A few good reads we might suggest:
In the metaphysical maelstrom that oft characterizes this current Magisterium, a nugget of clarity, in the recent document from the Congregation for Education on the insanity of gender fluidity. Male and Female He Created Them explains in no uncertain terms that in the beginning we were created, as the title says, male and female, man and woman, and that for society to survive, to say nothing of flourish, we must live with the virtues proper respectively to man and woman, with all that masculinity and femininity imply, upon which Pope Saint John Paul II wrote so eloquently. To deny this basic truth and act upon it, as one physician has promised to do, committing his skills to ‘gender reassignment surgery’, is to undermine the most basic foundation of our society, the family, without which we simply will not survive. As the family goes, so goes society, as Pope John Paul pithily put it.
We may end up going the way of the Neanderthals, although, if current childless trends continue, much more quickly than the millennia it took for them to disappear.

Work request A
According to the passage on gender, which congregation issued the document Male and Female He Created Them?
Work request B
Return the part of the passage on gender from "We may end up" to "them to disappear.", copied word for word.
Work request C
Resume the passage on gender after its last sentence and carry it on for a short paragraph.

Dataset extract

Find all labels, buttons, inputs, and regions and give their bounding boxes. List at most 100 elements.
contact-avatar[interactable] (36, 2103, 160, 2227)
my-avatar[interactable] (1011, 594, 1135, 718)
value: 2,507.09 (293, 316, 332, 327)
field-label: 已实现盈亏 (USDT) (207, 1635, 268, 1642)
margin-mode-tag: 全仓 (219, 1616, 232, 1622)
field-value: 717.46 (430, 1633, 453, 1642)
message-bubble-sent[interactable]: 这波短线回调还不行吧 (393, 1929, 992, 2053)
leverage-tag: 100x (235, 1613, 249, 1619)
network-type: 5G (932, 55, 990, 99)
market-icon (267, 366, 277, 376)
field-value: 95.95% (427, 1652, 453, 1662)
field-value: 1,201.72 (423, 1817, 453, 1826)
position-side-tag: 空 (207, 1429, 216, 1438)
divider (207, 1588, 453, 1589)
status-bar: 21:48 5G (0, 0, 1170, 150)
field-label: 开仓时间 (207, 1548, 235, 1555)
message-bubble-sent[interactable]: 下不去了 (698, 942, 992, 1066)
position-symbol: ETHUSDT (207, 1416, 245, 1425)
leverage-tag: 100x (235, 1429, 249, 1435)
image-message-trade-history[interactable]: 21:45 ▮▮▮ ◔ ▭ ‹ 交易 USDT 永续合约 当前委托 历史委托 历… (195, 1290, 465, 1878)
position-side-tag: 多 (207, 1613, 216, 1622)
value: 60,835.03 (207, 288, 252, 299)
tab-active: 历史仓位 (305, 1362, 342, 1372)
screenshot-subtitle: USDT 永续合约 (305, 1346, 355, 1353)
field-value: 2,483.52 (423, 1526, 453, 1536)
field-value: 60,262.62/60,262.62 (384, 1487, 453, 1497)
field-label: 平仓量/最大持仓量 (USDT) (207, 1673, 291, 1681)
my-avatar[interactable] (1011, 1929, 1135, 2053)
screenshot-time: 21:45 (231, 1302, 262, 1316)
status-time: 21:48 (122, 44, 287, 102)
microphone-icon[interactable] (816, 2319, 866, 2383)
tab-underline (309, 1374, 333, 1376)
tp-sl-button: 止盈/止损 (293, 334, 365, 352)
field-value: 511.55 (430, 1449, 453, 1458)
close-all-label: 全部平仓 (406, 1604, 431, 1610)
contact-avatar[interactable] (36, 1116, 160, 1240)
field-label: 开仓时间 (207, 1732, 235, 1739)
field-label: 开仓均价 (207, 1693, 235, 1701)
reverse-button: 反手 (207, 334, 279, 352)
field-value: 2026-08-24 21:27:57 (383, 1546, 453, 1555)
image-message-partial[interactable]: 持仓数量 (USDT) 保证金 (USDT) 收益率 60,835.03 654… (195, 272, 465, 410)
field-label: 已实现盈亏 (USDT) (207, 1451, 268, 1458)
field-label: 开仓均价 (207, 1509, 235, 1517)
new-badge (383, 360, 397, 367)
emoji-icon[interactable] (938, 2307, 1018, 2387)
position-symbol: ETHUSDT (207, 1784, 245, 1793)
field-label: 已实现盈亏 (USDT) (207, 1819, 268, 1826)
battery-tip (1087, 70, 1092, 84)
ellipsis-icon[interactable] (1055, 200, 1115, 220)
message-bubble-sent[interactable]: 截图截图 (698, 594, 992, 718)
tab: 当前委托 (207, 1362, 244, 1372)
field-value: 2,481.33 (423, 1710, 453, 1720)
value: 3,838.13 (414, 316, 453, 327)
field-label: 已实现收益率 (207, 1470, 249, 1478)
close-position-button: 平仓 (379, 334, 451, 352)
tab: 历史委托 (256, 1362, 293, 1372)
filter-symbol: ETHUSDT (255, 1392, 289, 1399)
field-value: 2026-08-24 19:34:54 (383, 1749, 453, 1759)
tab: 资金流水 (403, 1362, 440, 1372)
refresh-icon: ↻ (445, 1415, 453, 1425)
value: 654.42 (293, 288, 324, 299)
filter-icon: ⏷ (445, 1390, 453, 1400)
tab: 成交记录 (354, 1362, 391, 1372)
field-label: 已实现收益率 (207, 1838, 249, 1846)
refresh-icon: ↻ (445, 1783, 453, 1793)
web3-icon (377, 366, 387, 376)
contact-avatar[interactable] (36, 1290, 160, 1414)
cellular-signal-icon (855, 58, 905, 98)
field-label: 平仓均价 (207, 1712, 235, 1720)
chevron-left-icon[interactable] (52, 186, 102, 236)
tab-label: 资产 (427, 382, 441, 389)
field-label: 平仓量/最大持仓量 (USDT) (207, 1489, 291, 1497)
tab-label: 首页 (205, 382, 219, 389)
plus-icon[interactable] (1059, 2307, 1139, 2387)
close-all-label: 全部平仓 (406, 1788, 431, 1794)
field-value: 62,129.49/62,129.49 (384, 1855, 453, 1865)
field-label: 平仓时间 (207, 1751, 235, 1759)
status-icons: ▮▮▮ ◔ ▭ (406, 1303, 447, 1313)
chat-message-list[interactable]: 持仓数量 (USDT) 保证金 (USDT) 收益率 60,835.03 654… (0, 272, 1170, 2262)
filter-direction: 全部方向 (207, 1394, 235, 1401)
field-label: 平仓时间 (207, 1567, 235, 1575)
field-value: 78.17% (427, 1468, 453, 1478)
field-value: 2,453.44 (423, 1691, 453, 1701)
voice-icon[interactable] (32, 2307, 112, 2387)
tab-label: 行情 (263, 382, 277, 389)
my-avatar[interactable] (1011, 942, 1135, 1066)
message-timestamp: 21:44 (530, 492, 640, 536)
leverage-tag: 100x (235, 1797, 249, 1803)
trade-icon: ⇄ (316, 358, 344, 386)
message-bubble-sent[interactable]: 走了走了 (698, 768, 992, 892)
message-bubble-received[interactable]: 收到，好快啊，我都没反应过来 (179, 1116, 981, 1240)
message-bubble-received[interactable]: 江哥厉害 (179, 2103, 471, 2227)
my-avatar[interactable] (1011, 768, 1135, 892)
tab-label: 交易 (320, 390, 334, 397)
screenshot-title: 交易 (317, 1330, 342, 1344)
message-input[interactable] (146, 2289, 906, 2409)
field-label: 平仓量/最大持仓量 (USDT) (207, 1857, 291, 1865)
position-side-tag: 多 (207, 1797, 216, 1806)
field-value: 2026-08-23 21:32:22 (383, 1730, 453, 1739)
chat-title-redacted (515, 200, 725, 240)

Exercise output A
The Congregation for Education

Exercise output B
We may end up going the way of the Neanderthals, although, if current childless trends continue, much more quickly than the millennia it took for them to disappear.

Exercise output C
And a musing by Theodore Dalrymple on the unhinging of the virtues from each other, which run rampant, and turn into insidious vices. Thus, compassion – which Justin Trudeau espouses – becomes a cloak for the tolerance of great evil. He begins his article with a quotation from G.K. Chesterton’s Orthodoxy:
The modern world is full of the old Christian virtues gone mad. The virtues have gone mad because they have been isolated from each other and are wandering alone Thus some humanitarians only care for pity; and their pity (I am sorry to say) is often untruthful.
I would recommend a perusal of the articles of ‘Theodore Dalrymple’, the nom de plume of Anthony Daniel, a prison psychiatrist, who seems now to be retired. As Dr. Dalrymple/Daniel explains in his preface, he professes no religion, no afterlife, but yet writes on beauty, morality and overall sanity more clearly and more convincingly than most Catholics. Pray for him, for I think he needs but a nudge to see the fullness of truth, behind all that is true and good in this world.